**EXERCISE INSTRUCTIONS**
Look through the records below and give the number of lines holding the string "klaver", nothing more.

+++

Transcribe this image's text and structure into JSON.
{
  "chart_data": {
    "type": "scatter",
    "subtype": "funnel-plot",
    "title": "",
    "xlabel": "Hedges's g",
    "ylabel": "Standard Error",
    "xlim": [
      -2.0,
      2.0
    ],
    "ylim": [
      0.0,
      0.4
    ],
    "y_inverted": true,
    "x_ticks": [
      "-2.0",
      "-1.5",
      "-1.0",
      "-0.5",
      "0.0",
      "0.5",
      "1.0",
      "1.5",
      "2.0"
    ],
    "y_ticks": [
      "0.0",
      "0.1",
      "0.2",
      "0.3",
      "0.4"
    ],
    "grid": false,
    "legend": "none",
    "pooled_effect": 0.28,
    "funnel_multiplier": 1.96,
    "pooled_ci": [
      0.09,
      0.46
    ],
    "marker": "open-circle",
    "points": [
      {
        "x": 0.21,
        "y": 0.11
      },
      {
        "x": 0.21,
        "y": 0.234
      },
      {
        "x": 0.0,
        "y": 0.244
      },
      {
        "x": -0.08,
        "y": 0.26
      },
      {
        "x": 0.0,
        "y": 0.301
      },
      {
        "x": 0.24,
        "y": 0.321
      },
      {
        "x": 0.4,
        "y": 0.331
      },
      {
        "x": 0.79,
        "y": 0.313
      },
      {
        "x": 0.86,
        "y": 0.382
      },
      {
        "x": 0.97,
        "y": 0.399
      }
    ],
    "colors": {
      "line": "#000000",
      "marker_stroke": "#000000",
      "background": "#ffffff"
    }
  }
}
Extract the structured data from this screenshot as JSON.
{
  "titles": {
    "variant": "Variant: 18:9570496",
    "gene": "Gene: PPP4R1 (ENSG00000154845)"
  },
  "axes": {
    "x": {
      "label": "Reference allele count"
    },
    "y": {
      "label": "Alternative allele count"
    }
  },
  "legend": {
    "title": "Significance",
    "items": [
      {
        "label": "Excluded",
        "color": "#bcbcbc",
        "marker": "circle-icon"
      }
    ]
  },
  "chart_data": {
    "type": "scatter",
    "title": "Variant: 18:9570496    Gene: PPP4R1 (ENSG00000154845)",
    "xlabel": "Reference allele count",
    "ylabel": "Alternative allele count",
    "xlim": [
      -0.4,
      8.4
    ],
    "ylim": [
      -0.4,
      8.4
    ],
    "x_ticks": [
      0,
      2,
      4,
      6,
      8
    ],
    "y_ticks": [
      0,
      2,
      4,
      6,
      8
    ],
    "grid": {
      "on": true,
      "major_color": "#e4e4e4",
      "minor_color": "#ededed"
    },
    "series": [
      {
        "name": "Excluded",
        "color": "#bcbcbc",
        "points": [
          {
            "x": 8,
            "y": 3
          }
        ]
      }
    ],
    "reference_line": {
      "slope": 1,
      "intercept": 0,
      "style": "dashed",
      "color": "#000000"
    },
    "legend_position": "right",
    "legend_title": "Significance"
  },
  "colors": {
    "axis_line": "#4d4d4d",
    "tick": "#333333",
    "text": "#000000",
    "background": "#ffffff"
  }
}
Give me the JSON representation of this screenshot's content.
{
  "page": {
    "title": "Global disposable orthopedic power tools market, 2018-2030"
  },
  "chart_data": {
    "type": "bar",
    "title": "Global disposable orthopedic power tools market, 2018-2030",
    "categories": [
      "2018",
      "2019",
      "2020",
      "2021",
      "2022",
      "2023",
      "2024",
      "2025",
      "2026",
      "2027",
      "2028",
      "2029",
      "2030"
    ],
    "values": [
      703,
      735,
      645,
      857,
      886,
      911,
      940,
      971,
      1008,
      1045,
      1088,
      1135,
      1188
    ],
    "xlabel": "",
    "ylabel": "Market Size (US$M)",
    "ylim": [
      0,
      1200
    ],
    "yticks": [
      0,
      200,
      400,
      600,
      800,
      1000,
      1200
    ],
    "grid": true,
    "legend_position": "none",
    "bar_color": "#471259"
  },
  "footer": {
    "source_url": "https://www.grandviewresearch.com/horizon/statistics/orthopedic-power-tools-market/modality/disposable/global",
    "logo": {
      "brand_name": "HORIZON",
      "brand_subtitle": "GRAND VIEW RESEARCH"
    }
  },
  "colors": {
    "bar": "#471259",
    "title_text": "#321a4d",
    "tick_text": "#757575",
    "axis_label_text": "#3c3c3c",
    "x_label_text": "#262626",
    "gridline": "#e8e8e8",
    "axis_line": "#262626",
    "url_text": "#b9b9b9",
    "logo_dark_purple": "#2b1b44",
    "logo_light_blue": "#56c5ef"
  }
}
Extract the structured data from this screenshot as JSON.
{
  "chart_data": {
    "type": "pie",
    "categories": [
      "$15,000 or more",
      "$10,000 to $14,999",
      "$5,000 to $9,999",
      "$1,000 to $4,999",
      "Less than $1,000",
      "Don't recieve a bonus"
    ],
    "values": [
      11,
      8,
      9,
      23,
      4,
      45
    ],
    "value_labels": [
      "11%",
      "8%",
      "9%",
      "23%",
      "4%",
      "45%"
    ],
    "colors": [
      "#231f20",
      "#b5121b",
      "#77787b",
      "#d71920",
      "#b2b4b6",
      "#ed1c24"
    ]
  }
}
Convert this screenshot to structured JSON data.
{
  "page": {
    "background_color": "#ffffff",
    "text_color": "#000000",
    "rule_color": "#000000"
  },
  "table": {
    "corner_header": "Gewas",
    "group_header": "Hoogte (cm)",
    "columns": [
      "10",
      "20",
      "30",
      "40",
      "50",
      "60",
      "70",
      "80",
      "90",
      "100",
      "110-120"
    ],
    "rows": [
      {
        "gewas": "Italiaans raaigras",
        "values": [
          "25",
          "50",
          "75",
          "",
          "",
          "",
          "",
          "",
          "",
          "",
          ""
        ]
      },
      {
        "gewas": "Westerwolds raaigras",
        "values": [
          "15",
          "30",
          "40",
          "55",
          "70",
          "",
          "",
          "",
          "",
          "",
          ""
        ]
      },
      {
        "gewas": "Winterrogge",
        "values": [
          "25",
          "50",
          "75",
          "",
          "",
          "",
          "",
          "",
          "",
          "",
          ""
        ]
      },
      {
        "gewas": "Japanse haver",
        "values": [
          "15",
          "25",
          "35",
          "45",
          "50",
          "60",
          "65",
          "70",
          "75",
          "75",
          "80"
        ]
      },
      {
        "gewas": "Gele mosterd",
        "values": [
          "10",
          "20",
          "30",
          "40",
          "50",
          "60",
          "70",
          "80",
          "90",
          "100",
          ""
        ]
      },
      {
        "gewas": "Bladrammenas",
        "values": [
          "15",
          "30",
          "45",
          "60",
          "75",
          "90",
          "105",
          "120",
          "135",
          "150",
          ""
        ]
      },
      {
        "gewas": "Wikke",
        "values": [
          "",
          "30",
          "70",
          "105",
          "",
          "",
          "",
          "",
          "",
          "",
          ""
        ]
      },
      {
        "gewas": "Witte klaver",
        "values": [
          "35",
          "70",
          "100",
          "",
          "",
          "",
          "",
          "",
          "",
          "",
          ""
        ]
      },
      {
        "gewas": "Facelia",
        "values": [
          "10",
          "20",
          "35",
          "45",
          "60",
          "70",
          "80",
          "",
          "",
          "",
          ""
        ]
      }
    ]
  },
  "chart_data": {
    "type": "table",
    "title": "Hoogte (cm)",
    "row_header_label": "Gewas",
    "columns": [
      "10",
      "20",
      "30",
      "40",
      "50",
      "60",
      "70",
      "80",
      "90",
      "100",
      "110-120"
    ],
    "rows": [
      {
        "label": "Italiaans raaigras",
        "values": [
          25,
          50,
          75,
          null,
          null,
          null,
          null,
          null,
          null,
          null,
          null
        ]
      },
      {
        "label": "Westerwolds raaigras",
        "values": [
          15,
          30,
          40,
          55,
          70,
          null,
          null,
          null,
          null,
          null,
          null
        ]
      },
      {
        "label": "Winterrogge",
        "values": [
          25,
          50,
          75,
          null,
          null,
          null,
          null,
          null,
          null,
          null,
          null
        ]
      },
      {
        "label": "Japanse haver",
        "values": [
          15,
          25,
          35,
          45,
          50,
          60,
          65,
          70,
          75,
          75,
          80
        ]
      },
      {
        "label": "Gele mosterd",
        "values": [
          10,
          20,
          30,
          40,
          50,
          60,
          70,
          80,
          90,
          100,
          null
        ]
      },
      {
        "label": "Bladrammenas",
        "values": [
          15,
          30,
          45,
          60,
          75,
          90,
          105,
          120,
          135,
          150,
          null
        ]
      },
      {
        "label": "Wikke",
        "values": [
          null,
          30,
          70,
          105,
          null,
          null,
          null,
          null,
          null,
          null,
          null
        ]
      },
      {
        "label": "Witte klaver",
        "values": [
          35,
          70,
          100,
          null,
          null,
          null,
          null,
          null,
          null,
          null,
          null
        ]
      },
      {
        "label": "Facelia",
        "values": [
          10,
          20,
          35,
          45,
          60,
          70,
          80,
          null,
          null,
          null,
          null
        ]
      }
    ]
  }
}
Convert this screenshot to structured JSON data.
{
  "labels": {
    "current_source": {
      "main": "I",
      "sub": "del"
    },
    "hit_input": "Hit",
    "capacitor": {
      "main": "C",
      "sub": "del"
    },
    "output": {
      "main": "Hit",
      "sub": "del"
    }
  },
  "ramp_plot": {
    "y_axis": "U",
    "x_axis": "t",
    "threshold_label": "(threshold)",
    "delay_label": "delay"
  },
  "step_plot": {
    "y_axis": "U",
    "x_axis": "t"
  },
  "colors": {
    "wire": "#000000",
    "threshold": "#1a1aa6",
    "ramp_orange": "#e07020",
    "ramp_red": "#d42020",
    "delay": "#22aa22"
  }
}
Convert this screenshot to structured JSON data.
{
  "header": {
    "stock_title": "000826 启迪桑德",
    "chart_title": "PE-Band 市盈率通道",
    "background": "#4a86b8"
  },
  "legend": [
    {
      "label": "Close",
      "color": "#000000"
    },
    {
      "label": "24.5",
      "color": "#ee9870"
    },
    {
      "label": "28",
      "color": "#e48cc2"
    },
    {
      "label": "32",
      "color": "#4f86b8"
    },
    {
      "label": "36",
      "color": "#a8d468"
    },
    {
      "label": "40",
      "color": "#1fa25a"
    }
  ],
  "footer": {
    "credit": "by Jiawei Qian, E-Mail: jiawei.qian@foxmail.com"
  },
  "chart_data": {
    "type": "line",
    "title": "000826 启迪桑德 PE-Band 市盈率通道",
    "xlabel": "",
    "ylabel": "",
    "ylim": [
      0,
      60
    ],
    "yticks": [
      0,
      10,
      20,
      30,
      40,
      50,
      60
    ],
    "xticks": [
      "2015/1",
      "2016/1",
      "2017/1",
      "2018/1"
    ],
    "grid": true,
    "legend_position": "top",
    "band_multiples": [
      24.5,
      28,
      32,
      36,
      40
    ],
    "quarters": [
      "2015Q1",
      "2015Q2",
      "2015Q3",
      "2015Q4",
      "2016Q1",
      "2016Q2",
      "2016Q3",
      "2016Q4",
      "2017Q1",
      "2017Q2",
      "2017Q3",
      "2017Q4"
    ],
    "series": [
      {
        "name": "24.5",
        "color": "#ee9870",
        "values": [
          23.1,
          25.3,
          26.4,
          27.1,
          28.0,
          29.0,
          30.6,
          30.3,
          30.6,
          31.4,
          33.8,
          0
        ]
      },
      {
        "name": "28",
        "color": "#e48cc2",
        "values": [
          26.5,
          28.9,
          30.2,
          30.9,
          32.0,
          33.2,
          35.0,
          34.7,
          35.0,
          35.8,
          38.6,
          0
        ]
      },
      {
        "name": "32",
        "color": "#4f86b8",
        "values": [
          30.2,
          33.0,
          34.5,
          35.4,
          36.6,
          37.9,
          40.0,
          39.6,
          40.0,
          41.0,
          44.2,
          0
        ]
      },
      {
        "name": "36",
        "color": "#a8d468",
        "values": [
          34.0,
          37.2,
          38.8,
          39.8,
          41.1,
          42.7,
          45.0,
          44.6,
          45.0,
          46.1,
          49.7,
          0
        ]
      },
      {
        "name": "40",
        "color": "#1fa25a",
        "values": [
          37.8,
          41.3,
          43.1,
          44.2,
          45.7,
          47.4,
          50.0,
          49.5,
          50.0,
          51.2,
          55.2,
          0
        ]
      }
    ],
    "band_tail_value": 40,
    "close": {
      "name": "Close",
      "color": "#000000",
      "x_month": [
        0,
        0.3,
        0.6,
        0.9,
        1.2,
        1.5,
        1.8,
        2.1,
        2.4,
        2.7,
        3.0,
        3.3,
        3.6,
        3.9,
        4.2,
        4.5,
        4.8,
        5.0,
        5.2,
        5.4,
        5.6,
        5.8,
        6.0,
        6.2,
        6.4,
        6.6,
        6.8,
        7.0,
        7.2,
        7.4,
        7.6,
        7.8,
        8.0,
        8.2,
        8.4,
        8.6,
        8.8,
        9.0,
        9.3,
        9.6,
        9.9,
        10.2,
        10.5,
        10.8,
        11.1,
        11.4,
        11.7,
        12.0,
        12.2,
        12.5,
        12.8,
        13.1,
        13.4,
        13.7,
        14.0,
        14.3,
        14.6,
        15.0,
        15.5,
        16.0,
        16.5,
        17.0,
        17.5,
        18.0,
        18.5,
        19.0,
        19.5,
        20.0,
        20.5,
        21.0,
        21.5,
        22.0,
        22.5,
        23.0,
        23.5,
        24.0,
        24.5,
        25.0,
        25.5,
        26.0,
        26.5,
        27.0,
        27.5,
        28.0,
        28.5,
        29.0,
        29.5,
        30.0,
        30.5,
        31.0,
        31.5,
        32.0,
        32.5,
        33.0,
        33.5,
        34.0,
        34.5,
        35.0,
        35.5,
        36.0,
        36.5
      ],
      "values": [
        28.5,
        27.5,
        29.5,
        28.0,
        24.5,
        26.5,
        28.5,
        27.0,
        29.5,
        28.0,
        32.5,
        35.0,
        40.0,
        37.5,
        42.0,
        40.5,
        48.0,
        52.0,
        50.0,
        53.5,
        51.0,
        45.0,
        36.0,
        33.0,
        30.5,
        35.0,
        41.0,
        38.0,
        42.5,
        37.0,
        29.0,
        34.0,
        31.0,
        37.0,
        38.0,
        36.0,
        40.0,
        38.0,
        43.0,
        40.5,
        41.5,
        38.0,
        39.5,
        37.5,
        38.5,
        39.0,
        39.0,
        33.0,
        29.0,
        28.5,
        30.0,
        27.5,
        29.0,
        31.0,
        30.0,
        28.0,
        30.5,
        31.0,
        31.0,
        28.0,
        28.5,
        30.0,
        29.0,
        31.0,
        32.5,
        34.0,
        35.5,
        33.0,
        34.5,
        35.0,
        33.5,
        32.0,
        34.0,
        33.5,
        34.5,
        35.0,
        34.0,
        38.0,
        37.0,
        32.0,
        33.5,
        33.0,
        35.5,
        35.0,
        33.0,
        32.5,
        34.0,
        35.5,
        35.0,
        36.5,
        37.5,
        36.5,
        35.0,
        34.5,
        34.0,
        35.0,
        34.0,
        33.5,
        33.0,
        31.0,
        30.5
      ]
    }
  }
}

+++

**THE OUTPUT**
2